** begin DOCUMENT EXTRACT **

Social norm campaigns have been successful in reducing alcohol consumption (Perkins & Craig, 2006) and smoking (Hancock & Henry, 2003). They have also had some success online, for example, in a community group with 13 million subscribers, Matias (2019) found that announcing socially normative expectations of members’ behaviours increased compliance and reduced harassment. Dai et al. (2021) also found that sending small nudges via text messages can mobilise action. Given that one purpose of online abuse is to harass women into conforming to patriarchal social norms (e.g., Felmlee et al., 2020), what would happen if women attempted to “re”-norm offenders’ beliefs? Accordingly, we reasoned that if we informed misogynist offenders that most people disapprove of their sexist language, that this could reduce the number and frequency of their sexist tweets. Indeed, most men over-estimate others’ sexism and educating them about this could be the first step (Kilmartin et al., 2008).

** end DOCUMENT EXTRACT **
** begin RECORDS SUPPLIED **

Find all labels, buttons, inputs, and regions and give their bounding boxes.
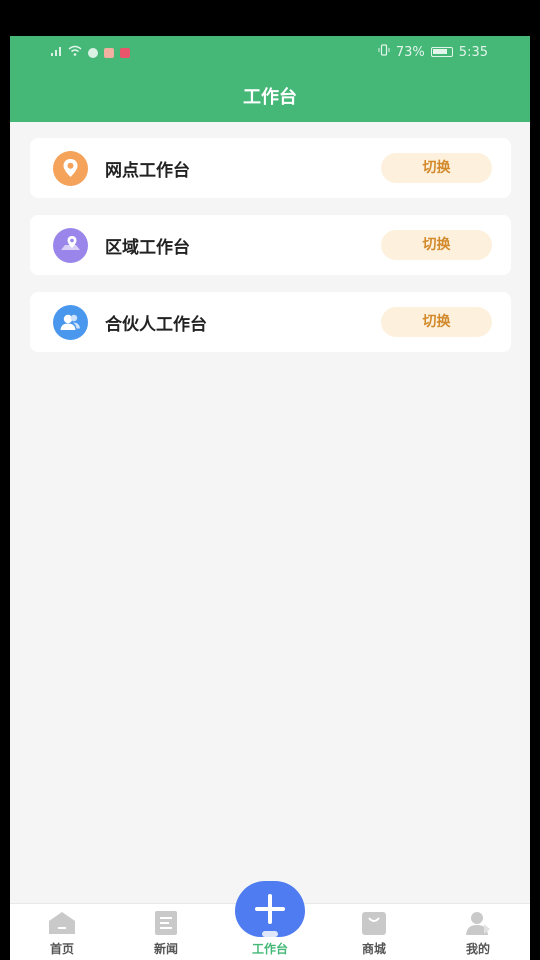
news-icon [151, 910, 181, 936]
status-icons-left [50, 45, 130, 61]
workbench-label: 合伙人工作台 [105, 315, 207, 335]
tab-label: 新闻 [153, 942, 178, 956]
switch-button[interactable]: 切换 [381, 230, 492, 260]
map-pin-icon [53, 228, 88, 263]
tab-label: 商城 [361, 942, 386, 956]
tab-news[interactable]: 新闻 [126, 904, 206, 960]
partner-icon [53, 305, 88, 340]
wechat-icon [88, 48, 98, 58]
tab-shop[interactable]: 商城 [334, 904, 414, 960]
workbench-card-partner: 合伙人工作台 切换 [30, 292, 511, 352]
wifi-icon [68, 45, 82, 61]
workbench-card-outlet: 网点工作台 切换 [30, 138, 511, 198]
status-time: 5:35 [458, 44, 488, 60]
tab-mine[interactable]: 我的 [438, 904, 518, 960]
red-app-icon [120, 48, 130, 58]
status-icons-right: 73% 5:35 [378, 44, 488, 60]
user-icon [463, 910, 493, 936]
home-icon [47, 910, 77, 936]
workbench-label: 区域工作台 [105, 238, 190, 258]
switch-button[interactable]: 切换 [381, 153, 492, 183]
battery-percent: 73% [395, 44, 425, 60]
location-pin-icon [53, 151, 88, 186]
tab-home[interactable]: 首页 [22, 904, 102, 960]
add-icon [255, 894, 285, 924]
workbench-label: 网点工作台 [105, 161, 190, 181]
workbench-list: 网点工作台 切换 区域工作台 切换 合伙人工作台 切换 [30, 138, 511, 369]
vibrate-icon [378, 44, 390, 60]
switch-button[interactable]: 切换 [381, 307, 492, 337]
shop-bag-icon [359, 910, 389, 936]
fab-indicator [262, 931, 278, 937]
header: 73% 5:35 工作台 [10, 36, 530, 122]
tab-label: 工作台 [251, 942, 288, 956]
tab-label: 我的 [465, 942, 490, 956]
add-button[interactable] [235, 881, 305, 937]
status-bar: 73% 5:35 [10, 36, 530, 70]
page-title: 工作台 [243, 87, 297, 108]
book-app-icon [104, 48, 114, 58]
battery-icon [430, 47, 453, 57]
tab-label: 首页 [49, 942, 74, 956]
workbench-card-region: 区域工作台 切换 [30, 215, 511, 275]
signal-icon [50, 45, 62, 61]
app-screen: 73% 5:35 工作台 网点工作台 切换 区域工作台 切换 合伙人工作台 切换… [10, 36, 530, 960]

** end RECORDS SUPPLIED **

*PROBLEMS:*
1. According to the passage on social norm campaigns, how many subscribers did the community group studied by Matias (2019) have?
2. Please shorten the paragraph beginning "Social norm campaigns have been successful" in the passage on social norm campaigns, keeping its main facts.
Work only from the passage on social norm campaigns, not the items.

*OUTPUTS:*
1. 13 million

2. Social norm campaigns have reduced drinking (Perkins & Craig, 2006) and smoking (Hancock & Henry, 2003). They have also worked online. Matias (2019) found that announcing normative expectations in a community group with 13 million subscribers increased compliance and reduced harassment. Dai et al. (2021) found that small text-message nudges can mobilize action. One purpose of online abuse is to pressure women into conforming to patriarchal norms (Felmlee et al., 2020). The authors therefore reasoned that telling misogynist offenders that most people disapprove of their sexist language could reduce the number and frequency of their sexist tweets. Most men over-estimate others' sexism, and correcting this could be a first step (Kilmartin et al., 2008).